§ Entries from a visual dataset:
====

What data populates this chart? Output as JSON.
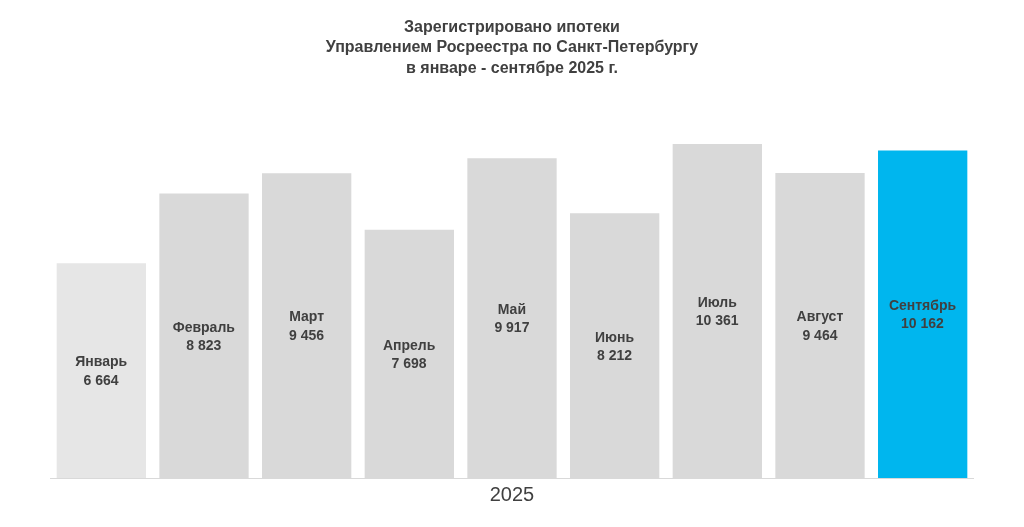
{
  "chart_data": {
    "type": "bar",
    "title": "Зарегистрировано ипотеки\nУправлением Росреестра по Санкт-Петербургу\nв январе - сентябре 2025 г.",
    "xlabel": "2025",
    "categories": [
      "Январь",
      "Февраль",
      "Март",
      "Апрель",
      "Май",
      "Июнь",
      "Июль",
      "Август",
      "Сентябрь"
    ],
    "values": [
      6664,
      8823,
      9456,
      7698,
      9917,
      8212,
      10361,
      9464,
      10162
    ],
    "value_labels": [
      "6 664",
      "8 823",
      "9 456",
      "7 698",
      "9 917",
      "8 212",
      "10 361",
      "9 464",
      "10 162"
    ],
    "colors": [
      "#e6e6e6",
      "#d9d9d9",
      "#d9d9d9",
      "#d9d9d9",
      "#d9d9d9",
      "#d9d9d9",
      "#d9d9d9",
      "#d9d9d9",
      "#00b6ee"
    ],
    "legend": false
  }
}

====

§ The task:
Give back each entry exactly as it appears, with no pictures.

§ Task response:
What data populates this chart? Output as JSON.
{
  "chart_data": {
    "type": "bar",
    "title": "Зарегистрировано ипотеки\nУправлением Росреестра по Санкт-Петербургу\nв январе - сентябре 2025 г.",
    "xlabel": "2025",
    "categories": [
      "Январь",
      "Февраль",
      "Март",
      "Апрель",
      "Май",
      "Июнь",
      "Июль",
      "Август",
      "Сентябрь"
    ],
    "values": [
      6664,
      8823,
      9456,
      7698,
      9917,
      8212,
      10361,
      9464,
      10162
    ],
    "value_labels": [
      "6 664",
      "8 823",
      "9 456",
      "7 698",
      "9 917",
      "8 212",
      "10 361",
      "9 464",
      "10 162"
    ],
    "colors": [
      "#e6e6e6",
      "#d9d9d9",
      "#d9d9d9",
      "#d9d9d9",
      "#d9d9d9",
      "#d9d9d9",
      "#d9d9d9",
      "#d9d9d9",
      "#00b6ee"
    ],
    "legend": false
  }
}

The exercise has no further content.